#### CHALLENGE
Go through the material below and copy all lines with "some".

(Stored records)
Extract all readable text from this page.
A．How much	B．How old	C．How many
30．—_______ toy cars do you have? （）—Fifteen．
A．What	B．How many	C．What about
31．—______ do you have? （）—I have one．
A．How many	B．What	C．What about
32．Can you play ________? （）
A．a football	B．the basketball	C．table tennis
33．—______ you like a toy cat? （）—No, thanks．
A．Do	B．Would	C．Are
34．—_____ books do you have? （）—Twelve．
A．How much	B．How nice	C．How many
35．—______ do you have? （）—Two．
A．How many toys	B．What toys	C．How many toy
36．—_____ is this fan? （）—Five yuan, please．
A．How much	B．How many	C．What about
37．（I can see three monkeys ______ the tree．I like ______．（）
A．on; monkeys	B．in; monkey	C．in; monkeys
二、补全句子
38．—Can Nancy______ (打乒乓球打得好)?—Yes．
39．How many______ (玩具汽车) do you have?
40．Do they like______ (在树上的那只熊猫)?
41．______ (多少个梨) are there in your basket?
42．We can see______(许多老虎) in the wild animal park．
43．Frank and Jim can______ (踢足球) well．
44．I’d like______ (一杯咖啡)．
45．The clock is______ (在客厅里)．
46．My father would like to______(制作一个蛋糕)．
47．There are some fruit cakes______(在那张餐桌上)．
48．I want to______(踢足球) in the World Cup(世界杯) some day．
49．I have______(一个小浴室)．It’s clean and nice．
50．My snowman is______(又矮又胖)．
---
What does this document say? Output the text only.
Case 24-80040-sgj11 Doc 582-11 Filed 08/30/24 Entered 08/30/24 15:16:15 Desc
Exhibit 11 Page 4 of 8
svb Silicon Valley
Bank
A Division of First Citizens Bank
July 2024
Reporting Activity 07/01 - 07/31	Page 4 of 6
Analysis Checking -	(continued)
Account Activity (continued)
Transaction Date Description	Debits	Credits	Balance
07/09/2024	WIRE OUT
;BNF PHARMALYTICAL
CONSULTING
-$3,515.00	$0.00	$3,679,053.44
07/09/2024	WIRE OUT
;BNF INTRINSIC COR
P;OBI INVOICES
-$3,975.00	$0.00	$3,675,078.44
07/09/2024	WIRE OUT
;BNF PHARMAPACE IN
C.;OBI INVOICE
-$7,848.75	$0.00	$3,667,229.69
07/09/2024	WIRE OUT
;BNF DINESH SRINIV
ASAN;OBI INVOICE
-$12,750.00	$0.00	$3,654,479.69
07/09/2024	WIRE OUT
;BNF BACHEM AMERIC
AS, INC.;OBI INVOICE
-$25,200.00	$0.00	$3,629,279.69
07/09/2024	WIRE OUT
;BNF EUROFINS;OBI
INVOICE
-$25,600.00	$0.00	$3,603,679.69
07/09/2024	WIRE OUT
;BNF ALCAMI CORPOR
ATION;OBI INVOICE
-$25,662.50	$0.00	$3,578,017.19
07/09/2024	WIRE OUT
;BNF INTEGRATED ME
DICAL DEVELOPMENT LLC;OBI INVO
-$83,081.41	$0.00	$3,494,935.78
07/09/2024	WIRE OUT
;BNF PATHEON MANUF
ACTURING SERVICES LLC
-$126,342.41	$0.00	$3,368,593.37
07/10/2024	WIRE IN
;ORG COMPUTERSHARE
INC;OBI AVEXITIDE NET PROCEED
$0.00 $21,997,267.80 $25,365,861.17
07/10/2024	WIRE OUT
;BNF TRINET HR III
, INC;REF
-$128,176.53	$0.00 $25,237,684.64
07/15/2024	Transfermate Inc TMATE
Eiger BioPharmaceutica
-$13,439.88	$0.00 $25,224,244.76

#### SOLUTION TO THIS TASK
47．There are some fruit cakes______(在那张餐桌上)．
48．I want to______(踢足球) in the World Cup(世界杯) some day．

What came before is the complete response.